*** TEXT EXTRACT
Given feedback and implementation experience, here are some thoughts filling in parts of the Jingle state machine related to when and how certain actions can be performed. These things are implied by the XEP once various rules are applied, but they aren't explicitly stated.
I've previously written down some other things not stated in the XEP
The XEP does call out that session-accept
implicitly also acts as a content-accept
. However, that principle also applies to session-initiate
and session-terminate
, even though the XEP does not make note of it.
This is an important detail for two reasons. First, it has a practical benefit to implementations. But second, it impacts the rules for when other actions may be used
The practical benefit is that processing the session-*
actions should happen in two phases, where one of those phases is simply reusing the matching content-*
handler.
Specifically:
session-initiate
is processed as first 'initiating' a session context, and then as acontent-add
to add content to the newly created session.session-accept
is processed as first 'accepting' the offered session context, and then as acontent-accept
to accept any pending contents.session-terminate
is processed as firstcontent-remove
(orcontent-reject
, as appropriate) all existing content, and then 'terminate' the session context.
This two-fold nature of session-initiate
has an impact on the rules for when a content-reject
may be used.
******
- _PROBLEM STATEMENT_
Continue the notes on the Jingle state machine, starting right after their last sentence.
*** SUPPLIED ENTRIES
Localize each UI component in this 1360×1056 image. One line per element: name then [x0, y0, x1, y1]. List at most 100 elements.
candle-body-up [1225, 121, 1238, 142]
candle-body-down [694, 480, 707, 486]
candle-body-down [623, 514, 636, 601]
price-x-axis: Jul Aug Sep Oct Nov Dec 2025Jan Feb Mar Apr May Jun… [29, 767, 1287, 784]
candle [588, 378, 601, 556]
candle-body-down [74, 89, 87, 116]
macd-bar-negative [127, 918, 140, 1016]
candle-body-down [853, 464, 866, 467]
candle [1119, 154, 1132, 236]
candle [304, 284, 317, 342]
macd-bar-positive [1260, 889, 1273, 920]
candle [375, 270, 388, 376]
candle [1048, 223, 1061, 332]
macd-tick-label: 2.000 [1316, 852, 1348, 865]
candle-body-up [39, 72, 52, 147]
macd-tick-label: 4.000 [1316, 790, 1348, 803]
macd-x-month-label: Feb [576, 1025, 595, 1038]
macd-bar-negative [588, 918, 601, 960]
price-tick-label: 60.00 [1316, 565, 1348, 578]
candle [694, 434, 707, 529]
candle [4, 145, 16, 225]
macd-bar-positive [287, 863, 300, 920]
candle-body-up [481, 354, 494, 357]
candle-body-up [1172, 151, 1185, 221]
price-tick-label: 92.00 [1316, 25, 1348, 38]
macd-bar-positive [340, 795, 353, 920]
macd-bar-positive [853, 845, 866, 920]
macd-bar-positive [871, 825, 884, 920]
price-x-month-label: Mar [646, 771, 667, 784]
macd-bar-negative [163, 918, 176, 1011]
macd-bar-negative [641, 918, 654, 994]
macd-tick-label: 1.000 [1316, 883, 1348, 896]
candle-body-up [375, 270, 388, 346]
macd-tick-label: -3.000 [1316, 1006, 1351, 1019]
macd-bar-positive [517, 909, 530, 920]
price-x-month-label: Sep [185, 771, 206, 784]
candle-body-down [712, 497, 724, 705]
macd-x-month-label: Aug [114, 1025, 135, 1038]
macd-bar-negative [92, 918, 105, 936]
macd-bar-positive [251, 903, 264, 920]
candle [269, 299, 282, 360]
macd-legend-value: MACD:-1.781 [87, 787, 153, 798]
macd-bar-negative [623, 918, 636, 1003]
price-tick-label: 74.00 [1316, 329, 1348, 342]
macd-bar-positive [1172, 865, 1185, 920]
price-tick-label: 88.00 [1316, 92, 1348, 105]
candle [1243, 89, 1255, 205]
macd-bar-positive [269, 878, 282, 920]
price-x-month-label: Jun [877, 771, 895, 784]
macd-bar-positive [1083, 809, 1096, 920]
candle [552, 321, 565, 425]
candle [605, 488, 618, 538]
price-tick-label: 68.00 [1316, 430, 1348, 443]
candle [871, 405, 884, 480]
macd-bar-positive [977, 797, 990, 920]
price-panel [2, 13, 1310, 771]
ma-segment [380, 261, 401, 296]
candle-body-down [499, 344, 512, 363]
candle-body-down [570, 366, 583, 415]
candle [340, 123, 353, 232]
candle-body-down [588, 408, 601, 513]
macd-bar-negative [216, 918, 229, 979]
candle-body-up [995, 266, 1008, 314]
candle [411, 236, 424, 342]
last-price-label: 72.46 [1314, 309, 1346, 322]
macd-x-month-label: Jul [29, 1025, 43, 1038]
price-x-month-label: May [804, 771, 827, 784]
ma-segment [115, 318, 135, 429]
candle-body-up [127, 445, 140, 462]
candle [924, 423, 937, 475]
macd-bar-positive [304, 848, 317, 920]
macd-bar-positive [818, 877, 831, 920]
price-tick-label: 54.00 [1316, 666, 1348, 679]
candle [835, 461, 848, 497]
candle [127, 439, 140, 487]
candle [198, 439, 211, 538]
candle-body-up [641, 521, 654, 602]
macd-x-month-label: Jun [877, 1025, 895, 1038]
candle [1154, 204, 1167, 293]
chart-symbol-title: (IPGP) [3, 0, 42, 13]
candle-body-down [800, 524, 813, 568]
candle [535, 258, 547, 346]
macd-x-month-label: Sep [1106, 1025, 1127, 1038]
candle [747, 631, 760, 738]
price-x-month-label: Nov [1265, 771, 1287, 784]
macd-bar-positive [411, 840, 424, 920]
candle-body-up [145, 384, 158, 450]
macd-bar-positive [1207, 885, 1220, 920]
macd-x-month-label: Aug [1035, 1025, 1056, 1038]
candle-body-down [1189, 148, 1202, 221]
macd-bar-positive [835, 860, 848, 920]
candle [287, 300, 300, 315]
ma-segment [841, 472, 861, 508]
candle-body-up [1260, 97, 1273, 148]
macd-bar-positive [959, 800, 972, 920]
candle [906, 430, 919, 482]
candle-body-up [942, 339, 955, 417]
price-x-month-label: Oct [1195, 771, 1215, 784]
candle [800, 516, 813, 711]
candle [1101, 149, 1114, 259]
******
*** SUPPLIED ENTRIES
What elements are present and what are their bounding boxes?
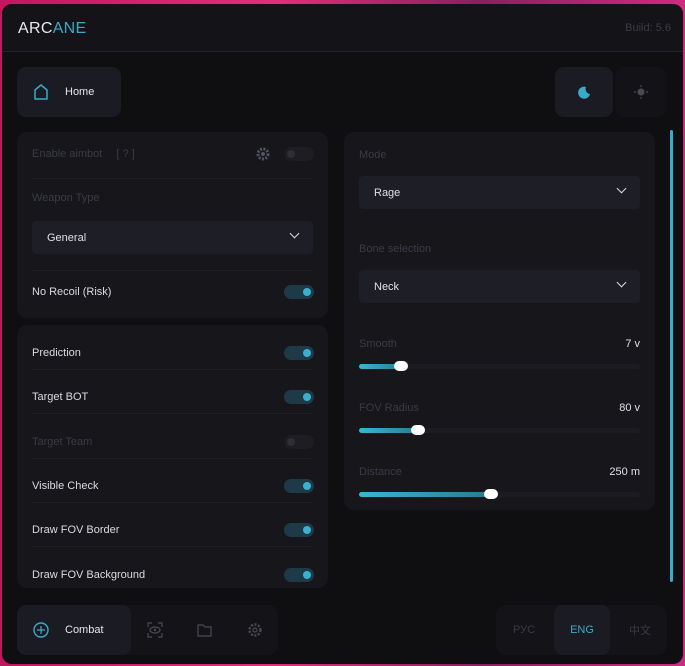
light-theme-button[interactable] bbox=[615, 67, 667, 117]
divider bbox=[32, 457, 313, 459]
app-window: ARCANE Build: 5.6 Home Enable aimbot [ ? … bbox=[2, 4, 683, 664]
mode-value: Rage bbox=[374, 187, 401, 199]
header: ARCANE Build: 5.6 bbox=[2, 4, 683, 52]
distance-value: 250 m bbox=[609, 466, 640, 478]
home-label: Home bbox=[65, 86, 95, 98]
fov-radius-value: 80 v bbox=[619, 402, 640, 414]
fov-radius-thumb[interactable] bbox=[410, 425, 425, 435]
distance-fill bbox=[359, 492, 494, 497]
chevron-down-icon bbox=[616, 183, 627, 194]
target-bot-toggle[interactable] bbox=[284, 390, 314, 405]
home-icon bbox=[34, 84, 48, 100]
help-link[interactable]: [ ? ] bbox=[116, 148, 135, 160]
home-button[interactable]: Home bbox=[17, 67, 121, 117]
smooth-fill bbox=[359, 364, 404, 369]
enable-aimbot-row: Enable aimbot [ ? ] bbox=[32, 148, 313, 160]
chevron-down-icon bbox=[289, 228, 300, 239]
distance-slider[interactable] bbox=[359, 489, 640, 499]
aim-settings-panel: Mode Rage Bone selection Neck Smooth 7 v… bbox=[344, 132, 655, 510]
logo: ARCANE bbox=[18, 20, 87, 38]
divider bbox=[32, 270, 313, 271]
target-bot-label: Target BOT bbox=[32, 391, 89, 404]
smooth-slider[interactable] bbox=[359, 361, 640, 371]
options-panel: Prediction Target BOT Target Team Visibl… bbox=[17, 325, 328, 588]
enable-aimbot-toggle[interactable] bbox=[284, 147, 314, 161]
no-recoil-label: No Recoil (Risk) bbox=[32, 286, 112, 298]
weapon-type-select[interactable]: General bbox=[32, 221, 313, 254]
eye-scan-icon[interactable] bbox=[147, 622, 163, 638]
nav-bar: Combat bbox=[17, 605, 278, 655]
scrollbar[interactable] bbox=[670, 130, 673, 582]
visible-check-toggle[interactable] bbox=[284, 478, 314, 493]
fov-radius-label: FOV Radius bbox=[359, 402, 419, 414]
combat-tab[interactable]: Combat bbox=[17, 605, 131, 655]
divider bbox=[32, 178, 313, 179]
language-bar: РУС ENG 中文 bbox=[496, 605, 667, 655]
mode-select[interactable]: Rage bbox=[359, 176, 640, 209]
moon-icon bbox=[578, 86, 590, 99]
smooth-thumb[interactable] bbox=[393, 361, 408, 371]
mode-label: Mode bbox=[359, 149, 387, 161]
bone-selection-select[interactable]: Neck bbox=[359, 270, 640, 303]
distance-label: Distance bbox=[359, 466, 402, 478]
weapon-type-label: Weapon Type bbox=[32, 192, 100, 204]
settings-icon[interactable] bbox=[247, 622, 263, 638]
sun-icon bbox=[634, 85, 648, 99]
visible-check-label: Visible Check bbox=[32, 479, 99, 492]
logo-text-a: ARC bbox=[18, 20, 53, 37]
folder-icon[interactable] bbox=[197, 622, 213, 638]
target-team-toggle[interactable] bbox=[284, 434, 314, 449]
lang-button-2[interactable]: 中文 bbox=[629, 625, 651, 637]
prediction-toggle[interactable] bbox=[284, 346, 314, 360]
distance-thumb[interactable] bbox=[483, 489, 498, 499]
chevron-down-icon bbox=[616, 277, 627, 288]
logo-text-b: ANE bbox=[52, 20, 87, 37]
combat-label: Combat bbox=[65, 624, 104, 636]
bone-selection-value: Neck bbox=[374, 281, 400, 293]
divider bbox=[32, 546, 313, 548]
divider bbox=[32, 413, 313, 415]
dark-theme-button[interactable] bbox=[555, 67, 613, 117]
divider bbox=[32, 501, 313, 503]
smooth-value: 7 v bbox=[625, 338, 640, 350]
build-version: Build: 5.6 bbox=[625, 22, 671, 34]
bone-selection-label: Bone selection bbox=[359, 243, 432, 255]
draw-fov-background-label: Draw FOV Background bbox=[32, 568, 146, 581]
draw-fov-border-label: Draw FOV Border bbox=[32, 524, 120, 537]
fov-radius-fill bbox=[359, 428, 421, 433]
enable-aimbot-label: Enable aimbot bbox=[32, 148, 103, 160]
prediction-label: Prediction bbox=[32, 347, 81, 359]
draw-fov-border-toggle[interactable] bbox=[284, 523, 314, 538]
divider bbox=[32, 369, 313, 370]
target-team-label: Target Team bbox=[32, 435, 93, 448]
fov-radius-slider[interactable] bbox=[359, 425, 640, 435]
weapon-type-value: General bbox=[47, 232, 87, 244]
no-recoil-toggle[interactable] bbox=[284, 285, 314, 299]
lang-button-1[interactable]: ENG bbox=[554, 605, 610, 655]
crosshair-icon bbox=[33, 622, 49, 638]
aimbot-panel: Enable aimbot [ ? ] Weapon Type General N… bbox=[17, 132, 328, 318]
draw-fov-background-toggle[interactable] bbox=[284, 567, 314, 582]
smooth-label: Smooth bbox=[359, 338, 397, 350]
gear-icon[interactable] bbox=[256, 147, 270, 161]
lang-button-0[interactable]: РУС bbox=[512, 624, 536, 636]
******
- _EXERCISE ANSWER_
The XEP states that content-reject
is only used in reply to a content-add
. But how would a responder get rid of an unwanted content that was sent in the session-initiate
?
Should content-reject
or content-remove
be used?
I contend that sending a content-reject
is the appropriate action, since it is in response to the implicit content-add
contained in the session-initiate
.
However, as a pragmatic matter, an implementation would do well to handle receiving either action in this case.
Alternatively, it is up to the higher level app using Jingle to decide what "declining" means. The responder could choose to still accept the content, but set the content senders to none
to deactivate the unwanted content. To do so, it would send a content-modify
action setting senders
to none
, and then proceed with the session-accept
.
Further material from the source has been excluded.